■ WHAT YOU WILL DO ■
Find the lines with the string "values" and return them.

■ MATERIAL SUPPLIED ■
---*---

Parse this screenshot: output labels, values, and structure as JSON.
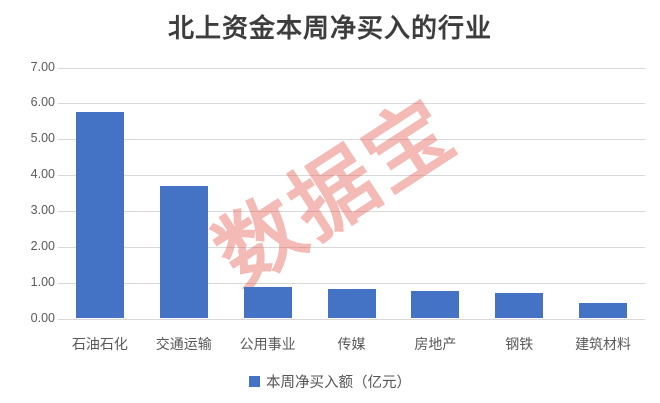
{
  "title": "北上资金本周净买入的行业",
  "watermark": "数据宝",
  "legend": {
    "label": "本周净买入额（亿元）"
  },
  "colors": {
    "bar": "#4472C4",
    "gridline": "#D9D9D9",
    "axis_text": "#595959",
    "title_text": "#3D3D3D",
    "watermark": "rgba(228,90,78,0.42)",
    "legend_swatch": "#4472C4"
  },
  "chart_data": {
    "type": "bar",
    "title": "北上资金本周净买入的行业",
    "categories": [
      "石油石化",
      "交通运输",
      "公用事业",
      "传媒",
      "房地产",
      "钢铁",
      "建筑材料"
    ],
    "values": [
      5.76,
      3.7,
      0.89,
      0.83,
      0.76,
      0.72,
      0.44
    ],
    "series_name": "本周净买入额（亿元）",
    "xlabel": "",
    "ylabel": "",
    "ylim": [
      0,
      7
    ],
    "ytick_step": 1,
    "ytick_labels": [
      "0.00",
      "1.00",
      "2.00",
      "3.00",
      "4.00",
      "5.00",
      "6.00",
      "7.00"
    ],
    "grid": true,
    "legend_position": "bottom",
    "watermark_text": "数据宝"
  }
}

---*---

■ WRITTEN SOLUTION ■
Parse this screenshot: output labels, values, and structure as JSON.
    "values": [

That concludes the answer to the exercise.